== RECORDS SHOWN ==

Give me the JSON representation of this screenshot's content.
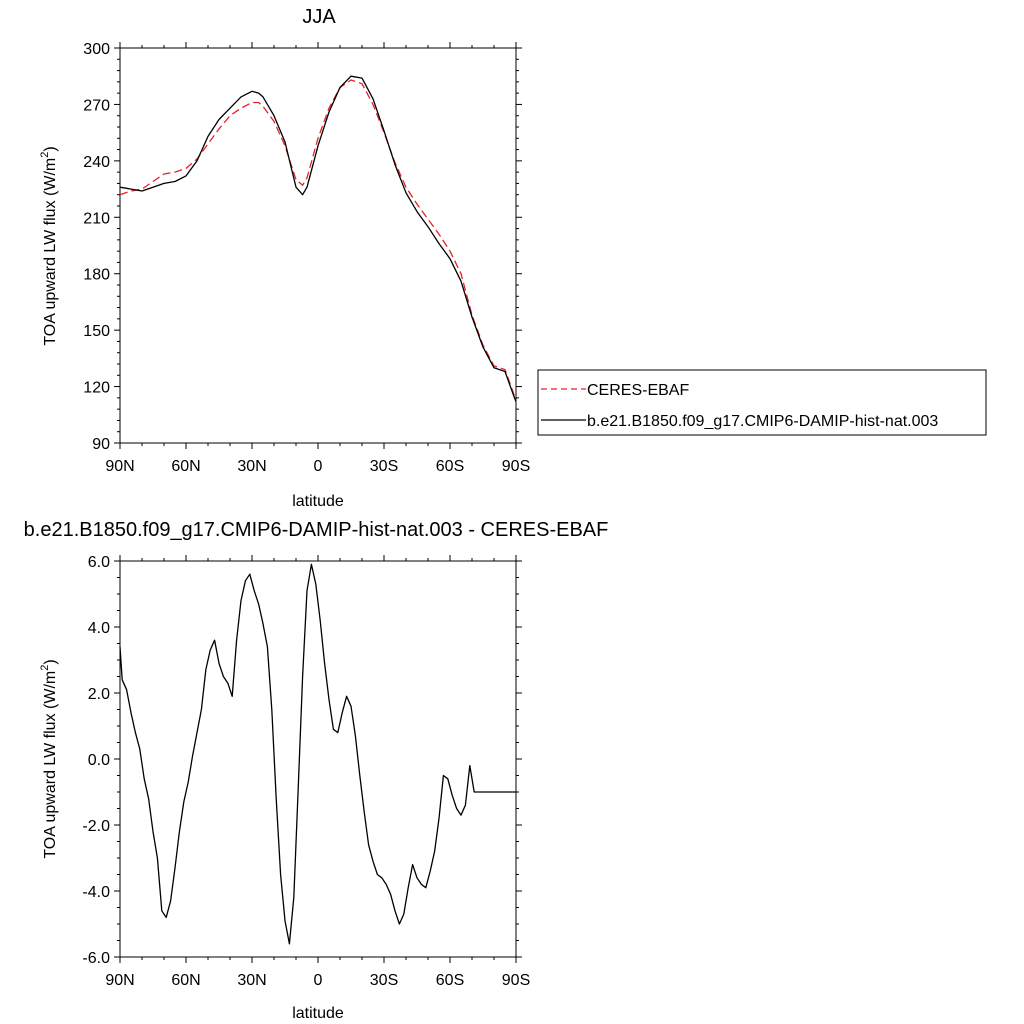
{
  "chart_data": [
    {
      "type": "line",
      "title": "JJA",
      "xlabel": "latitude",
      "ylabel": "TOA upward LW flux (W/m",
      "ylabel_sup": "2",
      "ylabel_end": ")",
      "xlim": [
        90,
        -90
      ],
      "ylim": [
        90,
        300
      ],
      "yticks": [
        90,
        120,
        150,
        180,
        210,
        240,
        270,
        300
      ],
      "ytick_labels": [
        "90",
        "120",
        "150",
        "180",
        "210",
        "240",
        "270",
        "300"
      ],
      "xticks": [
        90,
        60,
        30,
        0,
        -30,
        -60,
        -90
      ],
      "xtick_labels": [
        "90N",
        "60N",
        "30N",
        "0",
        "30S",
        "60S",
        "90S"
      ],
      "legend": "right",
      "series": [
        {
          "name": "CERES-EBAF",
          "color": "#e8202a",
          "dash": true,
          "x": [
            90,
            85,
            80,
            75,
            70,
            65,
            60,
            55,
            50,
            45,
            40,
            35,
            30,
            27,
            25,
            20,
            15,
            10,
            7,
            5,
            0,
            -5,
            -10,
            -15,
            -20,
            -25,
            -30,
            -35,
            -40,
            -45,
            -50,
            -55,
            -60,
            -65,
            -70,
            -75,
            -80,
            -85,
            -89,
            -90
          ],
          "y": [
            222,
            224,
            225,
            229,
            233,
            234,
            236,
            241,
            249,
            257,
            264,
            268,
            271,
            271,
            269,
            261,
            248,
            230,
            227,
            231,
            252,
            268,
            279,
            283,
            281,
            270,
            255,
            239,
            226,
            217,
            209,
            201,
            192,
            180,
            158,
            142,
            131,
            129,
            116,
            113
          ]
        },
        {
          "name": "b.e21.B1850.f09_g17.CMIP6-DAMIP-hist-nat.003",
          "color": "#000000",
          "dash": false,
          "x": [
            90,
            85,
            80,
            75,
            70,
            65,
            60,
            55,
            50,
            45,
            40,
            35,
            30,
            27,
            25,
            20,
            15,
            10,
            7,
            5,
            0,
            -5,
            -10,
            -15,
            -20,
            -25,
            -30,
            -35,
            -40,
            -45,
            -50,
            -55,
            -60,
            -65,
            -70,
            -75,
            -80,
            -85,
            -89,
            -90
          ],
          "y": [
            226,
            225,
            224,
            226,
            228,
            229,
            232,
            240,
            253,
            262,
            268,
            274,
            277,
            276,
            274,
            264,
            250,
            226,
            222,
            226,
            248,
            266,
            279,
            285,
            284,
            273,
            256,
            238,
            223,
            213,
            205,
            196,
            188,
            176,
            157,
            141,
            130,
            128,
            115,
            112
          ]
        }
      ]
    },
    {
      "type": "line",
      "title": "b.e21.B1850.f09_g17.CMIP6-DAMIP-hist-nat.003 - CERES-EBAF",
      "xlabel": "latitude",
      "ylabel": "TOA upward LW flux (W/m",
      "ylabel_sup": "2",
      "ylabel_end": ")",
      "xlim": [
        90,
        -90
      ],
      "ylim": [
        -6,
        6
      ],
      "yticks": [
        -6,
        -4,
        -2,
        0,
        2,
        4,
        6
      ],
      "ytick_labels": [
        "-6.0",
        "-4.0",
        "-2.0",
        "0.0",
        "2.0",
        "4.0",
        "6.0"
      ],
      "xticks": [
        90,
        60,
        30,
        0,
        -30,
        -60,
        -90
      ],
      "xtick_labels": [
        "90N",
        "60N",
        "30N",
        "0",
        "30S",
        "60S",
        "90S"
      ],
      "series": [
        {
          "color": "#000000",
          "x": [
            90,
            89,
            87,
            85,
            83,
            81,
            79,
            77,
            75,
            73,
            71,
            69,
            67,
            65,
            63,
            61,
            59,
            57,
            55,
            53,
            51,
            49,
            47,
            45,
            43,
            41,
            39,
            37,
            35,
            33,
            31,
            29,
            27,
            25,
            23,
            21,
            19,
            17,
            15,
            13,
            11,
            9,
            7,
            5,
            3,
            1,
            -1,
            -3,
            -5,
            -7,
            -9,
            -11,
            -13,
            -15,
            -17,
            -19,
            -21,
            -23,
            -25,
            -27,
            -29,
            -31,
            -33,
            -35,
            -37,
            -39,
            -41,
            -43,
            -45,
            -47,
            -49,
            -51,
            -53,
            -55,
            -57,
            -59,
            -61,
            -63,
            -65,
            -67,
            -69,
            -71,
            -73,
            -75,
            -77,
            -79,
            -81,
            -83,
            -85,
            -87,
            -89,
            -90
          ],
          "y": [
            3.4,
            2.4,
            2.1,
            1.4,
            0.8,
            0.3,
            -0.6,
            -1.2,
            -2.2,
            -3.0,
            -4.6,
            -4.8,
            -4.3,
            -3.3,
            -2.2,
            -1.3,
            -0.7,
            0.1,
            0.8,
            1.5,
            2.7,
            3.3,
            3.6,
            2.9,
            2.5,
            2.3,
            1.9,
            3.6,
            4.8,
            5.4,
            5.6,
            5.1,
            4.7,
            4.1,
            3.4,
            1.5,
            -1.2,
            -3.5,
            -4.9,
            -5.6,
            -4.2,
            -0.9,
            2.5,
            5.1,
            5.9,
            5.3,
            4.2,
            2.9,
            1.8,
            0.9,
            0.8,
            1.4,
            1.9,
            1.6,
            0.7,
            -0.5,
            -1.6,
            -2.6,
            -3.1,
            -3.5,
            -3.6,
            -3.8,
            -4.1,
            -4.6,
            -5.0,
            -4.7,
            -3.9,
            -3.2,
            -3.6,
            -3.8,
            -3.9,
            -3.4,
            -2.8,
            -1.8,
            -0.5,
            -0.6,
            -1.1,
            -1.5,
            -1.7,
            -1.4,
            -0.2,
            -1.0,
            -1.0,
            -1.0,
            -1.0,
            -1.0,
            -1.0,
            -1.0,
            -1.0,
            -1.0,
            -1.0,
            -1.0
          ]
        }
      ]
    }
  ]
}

===

WHAT YOU WILL DO: Lines containing the word "title" must all be returned from the material above.

ANSWER FOR THIS EXERCISE:
      "title": "JJA",
      "title": "b.e21.B1850.f09_g17.CMIP6-DAMIP-hist-nat.003 - CERES-EBAF",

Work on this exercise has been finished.